[Start Data records]

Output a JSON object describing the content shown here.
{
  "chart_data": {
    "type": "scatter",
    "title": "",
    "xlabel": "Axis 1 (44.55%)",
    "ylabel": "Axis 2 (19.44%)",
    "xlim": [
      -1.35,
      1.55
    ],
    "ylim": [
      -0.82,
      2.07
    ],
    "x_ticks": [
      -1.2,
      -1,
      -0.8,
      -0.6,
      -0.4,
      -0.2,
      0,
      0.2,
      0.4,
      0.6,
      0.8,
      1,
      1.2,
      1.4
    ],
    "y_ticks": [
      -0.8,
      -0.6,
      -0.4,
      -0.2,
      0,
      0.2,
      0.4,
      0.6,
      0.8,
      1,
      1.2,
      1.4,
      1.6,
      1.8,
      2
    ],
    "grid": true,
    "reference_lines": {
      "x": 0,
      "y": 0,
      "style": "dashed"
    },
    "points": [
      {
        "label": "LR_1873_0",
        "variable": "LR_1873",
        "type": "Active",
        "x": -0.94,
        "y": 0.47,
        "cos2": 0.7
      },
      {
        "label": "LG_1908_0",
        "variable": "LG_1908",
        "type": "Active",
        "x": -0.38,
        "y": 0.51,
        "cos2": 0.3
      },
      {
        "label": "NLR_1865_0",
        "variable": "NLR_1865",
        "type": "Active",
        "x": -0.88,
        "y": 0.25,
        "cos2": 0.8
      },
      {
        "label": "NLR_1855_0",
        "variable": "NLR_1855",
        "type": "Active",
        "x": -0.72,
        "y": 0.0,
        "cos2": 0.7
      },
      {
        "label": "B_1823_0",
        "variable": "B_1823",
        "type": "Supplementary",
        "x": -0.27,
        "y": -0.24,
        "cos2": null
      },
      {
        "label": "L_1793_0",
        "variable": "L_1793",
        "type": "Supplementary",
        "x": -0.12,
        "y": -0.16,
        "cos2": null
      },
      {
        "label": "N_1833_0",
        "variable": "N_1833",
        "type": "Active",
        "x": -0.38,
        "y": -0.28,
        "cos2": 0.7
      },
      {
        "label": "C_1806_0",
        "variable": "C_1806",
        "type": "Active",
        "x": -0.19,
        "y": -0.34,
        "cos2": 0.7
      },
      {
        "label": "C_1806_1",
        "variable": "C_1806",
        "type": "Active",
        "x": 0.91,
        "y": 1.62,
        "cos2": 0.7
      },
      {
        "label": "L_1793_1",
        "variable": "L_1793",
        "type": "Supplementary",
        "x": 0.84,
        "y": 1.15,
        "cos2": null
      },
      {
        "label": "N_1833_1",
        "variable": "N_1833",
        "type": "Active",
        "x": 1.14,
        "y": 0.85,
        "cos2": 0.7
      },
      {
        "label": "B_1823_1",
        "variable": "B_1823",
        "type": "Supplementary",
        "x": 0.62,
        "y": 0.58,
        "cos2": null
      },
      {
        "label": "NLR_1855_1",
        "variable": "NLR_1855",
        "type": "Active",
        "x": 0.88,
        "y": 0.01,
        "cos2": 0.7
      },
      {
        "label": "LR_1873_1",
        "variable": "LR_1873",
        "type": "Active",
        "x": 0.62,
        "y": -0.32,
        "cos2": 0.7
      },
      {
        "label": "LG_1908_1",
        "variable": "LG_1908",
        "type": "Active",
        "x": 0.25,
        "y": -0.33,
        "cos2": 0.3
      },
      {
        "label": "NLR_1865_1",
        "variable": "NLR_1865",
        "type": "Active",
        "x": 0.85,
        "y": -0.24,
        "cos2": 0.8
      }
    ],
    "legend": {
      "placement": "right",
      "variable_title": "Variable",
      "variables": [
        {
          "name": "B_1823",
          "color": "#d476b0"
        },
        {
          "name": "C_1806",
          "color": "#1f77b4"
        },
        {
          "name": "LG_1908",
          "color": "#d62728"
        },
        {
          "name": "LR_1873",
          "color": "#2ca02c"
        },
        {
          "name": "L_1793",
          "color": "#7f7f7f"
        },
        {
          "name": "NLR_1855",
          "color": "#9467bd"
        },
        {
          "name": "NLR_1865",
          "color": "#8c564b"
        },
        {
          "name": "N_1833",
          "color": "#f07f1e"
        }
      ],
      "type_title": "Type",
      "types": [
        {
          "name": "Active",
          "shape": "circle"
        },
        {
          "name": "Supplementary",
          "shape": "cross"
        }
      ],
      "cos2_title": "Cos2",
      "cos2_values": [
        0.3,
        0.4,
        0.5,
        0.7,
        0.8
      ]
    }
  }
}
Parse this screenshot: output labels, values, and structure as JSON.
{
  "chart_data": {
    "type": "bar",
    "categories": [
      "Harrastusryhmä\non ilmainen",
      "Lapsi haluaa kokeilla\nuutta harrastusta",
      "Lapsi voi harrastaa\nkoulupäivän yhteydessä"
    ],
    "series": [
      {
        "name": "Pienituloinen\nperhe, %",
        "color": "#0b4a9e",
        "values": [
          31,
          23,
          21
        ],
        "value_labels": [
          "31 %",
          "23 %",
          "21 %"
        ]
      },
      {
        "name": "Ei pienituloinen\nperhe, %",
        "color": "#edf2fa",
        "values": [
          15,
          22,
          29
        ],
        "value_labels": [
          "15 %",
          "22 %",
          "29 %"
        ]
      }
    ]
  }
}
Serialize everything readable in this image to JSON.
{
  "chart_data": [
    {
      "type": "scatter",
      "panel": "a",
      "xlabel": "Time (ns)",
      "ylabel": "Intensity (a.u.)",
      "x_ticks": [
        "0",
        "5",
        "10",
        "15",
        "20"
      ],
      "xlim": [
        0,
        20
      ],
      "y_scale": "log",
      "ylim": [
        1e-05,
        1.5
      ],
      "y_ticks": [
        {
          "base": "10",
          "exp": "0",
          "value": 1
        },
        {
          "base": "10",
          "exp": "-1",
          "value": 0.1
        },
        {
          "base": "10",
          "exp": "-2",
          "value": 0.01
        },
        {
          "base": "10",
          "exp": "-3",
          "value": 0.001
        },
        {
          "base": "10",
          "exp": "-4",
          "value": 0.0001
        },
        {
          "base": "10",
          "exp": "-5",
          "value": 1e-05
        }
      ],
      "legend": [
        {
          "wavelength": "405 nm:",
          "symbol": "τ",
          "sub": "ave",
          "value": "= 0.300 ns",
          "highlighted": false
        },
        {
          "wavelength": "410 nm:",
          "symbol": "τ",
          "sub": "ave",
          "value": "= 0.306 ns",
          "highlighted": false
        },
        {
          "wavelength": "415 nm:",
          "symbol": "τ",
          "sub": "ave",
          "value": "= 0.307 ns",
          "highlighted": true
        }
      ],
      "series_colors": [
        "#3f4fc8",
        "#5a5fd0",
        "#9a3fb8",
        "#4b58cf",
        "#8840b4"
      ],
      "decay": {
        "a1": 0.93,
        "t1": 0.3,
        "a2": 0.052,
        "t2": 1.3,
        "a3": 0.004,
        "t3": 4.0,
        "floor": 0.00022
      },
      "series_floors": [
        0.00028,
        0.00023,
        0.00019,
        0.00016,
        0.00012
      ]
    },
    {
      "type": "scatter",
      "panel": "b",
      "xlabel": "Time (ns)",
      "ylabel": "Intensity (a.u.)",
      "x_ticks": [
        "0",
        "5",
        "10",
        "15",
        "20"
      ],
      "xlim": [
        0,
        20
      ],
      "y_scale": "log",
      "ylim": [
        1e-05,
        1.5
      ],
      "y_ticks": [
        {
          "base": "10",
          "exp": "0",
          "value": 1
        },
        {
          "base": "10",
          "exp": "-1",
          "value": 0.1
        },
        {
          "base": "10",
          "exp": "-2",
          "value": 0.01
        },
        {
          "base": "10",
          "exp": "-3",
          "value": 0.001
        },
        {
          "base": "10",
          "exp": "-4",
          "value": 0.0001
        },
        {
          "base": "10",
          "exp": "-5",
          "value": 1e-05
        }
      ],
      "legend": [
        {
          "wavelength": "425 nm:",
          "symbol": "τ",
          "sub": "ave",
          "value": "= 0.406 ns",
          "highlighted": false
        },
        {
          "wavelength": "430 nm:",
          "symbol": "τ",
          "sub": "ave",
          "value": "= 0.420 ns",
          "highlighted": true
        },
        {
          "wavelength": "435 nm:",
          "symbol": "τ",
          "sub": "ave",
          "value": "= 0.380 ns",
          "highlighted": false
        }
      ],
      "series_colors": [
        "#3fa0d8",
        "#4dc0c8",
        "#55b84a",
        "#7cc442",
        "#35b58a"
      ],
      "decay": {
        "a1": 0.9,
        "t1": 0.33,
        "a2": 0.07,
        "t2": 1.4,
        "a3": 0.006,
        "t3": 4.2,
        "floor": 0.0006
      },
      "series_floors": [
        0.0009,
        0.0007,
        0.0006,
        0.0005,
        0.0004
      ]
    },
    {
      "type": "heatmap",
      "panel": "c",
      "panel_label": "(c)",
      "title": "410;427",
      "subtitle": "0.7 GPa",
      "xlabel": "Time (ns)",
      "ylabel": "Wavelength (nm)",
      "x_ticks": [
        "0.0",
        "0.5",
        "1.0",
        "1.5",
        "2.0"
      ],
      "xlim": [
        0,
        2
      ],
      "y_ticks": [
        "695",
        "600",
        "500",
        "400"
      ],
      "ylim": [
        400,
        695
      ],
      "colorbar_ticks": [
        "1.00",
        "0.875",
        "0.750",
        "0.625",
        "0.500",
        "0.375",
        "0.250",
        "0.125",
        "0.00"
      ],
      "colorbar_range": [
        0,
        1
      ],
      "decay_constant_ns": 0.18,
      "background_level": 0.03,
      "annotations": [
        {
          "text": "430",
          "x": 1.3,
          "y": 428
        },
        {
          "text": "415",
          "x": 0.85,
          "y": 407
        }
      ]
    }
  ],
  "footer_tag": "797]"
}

[End Data records]

# Short exercise:
Copy all the lines above that hold the string "nperhe".

# Answer:
        "name": "Pienituloinen\nperhe, %",
        "name": "Ei pienituloinen\nperhe, %",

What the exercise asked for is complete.